Snake wrote:Hmm. Well, my test code was for real hardware and did work. Try filling your buffer with random crap before you start - maybe the first dma is happening and it's just getting stuck in your end detection code. I can't see why that wouldn't work, but I've only tried this with interrupts, so I'm not 100% sure.
Thanks! I'll give it a try. Maybe try making the DMA int driven as well to see if that changes something. One thing I noticed in SEGA's test code they use in the diagnostic cart is they actually look for a timeout in the loop to check the DMA done. Maybe there's a bug in these SH2s that doesn't always set TE on the end of the transfer. In my code, if they miss just one, it's stuck forever.

Chilly Willy
Very interested
Posts: 2984
Joined: Fri Aug 17, 2007 9:33 pm

Post by Chilly Willy » Tue Jan 12, 2010 7:05 pm

I tried interrupt driven DMA... same thing. Never ends. To be sure I wasn't getting a transfer error, I added a check for that.

Code: Select all

            while (!(SH2_DMA_CHCR1 & 2) && !(SH2_DMA_DMAOR & 6)) ; // wait on TE, AE, or NMIF
Note - when interrupt driven, it used a check for a flag set in one of the comm registers by the dma interrupt.

Chilly Willy
Very interested
Posts: 2984
Joined: Fri Aug 17, 2007 9:33 pm

Post by Chilly Willy » Tue Jan 12, 2010 8:48 pm

Okay, my bad... my code was working fine. The problem was I forgot the "volatile" does nothing for caches. :oops:

The slave wasn't ever getting the sample to play. That doesn't affect emulations, but is crucial on real hardware. So some volatile pointer to variables ORd with 0x20000000 cleared things up. :D

Here's my little test app - just press A or B to play a sound.

Supplied data:
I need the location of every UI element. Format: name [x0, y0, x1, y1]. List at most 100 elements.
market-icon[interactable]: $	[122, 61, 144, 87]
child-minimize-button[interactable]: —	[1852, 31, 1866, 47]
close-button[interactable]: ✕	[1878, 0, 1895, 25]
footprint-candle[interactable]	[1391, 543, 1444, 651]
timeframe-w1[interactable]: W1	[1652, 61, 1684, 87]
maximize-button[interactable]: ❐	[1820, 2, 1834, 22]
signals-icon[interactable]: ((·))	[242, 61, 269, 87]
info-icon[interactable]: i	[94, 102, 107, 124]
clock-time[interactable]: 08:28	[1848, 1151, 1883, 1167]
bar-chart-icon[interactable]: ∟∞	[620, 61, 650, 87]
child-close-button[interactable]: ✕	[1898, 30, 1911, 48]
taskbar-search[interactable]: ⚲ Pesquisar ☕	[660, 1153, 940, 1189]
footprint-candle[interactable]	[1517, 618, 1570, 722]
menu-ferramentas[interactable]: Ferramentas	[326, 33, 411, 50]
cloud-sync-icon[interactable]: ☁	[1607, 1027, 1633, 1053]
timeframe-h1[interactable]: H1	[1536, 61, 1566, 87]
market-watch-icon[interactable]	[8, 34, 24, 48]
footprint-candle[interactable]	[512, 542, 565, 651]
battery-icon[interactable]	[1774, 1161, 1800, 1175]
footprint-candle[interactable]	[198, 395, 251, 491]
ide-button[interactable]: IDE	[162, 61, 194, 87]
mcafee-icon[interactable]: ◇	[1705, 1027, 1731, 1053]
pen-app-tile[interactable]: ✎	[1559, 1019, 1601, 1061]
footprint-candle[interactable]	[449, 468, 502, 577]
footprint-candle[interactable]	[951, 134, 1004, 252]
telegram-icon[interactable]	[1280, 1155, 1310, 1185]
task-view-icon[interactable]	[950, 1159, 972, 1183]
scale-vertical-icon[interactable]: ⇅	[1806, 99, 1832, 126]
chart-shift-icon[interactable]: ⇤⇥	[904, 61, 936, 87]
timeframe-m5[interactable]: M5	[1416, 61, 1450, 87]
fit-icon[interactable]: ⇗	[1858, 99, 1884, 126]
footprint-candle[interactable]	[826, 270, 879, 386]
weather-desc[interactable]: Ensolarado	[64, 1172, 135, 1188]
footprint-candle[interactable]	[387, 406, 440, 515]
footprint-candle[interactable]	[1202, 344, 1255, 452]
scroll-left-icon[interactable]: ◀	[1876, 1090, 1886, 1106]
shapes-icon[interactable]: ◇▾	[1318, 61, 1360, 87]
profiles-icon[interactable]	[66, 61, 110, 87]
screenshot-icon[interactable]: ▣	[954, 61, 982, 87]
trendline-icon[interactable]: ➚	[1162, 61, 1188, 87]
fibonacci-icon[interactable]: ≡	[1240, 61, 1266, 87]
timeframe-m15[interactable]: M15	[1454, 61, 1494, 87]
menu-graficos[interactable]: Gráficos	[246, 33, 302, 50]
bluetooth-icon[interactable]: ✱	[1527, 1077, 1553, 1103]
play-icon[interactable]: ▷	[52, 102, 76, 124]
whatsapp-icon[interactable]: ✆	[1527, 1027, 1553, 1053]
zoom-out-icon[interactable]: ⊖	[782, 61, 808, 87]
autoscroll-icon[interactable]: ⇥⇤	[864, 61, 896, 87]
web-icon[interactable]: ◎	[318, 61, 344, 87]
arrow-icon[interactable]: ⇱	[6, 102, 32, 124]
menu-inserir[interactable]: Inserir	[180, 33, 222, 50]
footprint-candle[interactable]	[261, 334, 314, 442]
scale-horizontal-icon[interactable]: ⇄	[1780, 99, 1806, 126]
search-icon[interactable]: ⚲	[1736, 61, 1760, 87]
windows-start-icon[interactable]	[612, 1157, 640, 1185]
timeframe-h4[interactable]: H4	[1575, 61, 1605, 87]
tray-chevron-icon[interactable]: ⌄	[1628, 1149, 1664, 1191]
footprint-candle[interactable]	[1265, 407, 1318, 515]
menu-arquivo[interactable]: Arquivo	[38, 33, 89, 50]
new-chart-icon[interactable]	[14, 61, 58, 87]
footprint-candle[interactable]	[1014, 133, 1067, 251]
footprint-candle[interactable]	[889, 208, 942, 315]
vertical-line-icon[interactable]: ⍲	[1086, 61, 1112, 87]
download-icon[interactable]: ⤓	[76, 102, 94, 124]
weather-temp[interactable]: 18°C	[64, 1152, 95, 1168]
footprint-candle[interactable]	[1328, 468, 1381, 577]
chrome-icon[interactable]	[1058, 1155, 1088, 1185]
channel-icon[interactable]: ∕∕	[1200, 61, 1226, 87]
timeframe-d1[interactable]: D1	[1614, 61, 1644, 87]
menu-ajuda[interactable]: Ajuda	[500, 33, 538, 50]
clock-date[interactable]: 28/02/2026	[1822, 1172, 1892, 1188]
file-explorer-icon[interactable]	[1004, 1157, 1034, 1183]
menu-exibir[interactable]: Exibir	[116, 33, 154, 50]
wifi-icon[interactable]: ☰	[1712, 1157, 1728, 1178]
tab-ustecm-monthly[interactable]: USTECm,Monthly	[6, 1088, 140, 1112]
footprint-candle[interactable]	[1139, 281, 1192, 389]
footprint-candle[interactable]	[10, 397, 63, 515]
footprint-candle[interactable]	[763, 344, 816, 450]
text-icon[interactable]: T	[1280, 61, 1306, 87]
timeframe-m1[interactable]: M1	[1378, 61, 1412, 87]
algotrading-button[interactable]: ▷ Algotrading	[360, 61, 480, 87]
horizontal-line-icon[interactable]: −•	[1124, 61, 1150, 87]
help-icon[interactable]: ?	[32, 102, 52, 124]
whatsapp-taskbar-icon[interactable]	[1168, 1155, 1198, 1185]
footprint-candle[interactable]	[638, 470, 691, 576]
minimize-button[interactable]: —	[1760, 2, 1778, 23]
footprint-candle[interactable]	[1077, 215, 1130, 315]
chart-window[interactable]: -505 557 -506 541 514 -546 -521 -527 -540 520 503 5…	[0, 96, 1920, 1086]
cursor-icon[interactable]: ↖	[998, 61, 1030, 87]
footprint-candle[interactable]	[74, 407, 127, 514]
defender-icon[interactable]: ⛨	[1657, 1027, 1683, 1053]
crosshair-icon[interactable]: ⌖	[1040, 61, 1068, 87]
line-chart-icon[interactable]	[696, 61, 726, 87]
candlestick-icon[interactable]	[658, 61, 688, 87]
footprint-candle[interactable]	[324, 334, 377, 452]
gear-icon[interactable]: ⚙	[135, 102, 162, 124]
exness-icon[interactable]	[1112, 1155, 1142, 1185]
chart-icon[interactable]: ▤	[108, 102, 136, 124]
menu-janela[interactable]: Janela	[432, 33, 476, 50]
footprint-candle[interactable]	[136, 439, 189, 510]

Exercise brief:
Reproduce the part of the DMA forum thread that begins with the words "Snake wrote:Hmm. Well, my" and ends after "not 100% sure.".

Answer to the problem:
Snake wrote:Hmm. Well, my test code was for real hardware and did work. Try filling your buffer with random crap before you start - maybe the first dma is happening and it's just getting stuck in your end detection code. I can't see why that wouldn't work, but I've only tried this with interrupts, so I'm not 100% sure.